WHAT THE TASK ASKS = Reproduce word for word the passage in the forum post about tailgate spreaders below that opens with the words containing "I recently purchased" and closes with "takes two people.".

READING PASSAGE =
I recently purchased the buyers swing away low profile tailgate spreader frpm angelos supply(online store). If I had to do it again I would buy the smaller one that fits in the 2" hitch. I already own an old grotech that fits in the receiver and it works great. The low profile swing away is huge. I know you can buy a new buyers and 2'receiver adapter for around 1,000.00 new. To mount the swing away firmly there is no way around the holes unless your into welding and big time fabrication. I think you will find that any swing away can't be swung while loaded. I was in the same delima about what to do with my snowthrower. My solution was a second truck. I pay the driver $25.00 per hour, he uses the snowthrower and there is also a plow on it. This also allowed me to take on more jobs. Note the smaller grotech I can put on and take off myself, the swing away takes two people.


----------



## Plow Meister (Oct 16, 2001)

DATASET SECTION =
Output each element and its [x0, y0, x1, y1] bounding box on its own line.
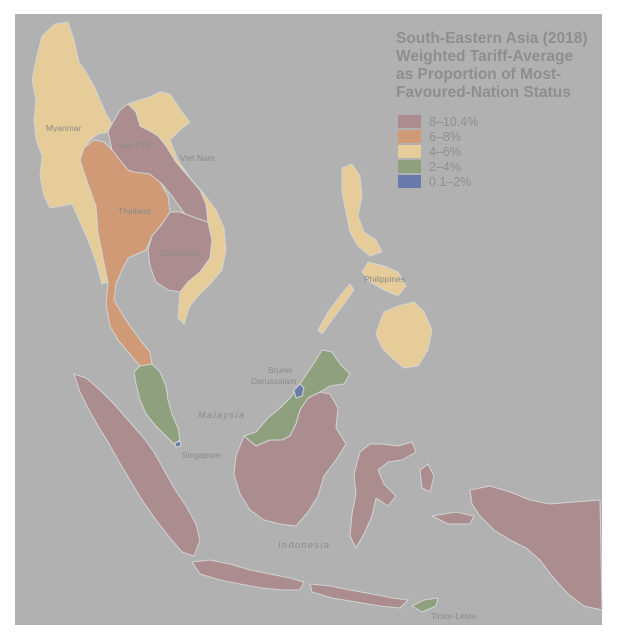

CORRECT RESULT =
I recently purchased the buyers swing away low profile tailgate spreader frpm angelos supply(online store). If I had to do it again I would buy the smaller one that fits in the 2" hitch. I already own an old grotech that fits in the receiver and it works great. The low profile swing away is huge. I know you can buy a new buyers and 2'receiver adapter for around 1,000.00 new. To mount the swing away firmly there is no way around the holes unless your into welding and big time fabrication. I think you will find that any swing away can't be swung while loaded. I was in the same delima about what to do with my snowthrower. My solution was a second truck. I pay the driver $25.00 per hour, he uses the snowthrower and there is also a plow on it. This also allowed me to take on more jobs. Note the smaller grotech I can put on and take off myself, the swing away takes two people.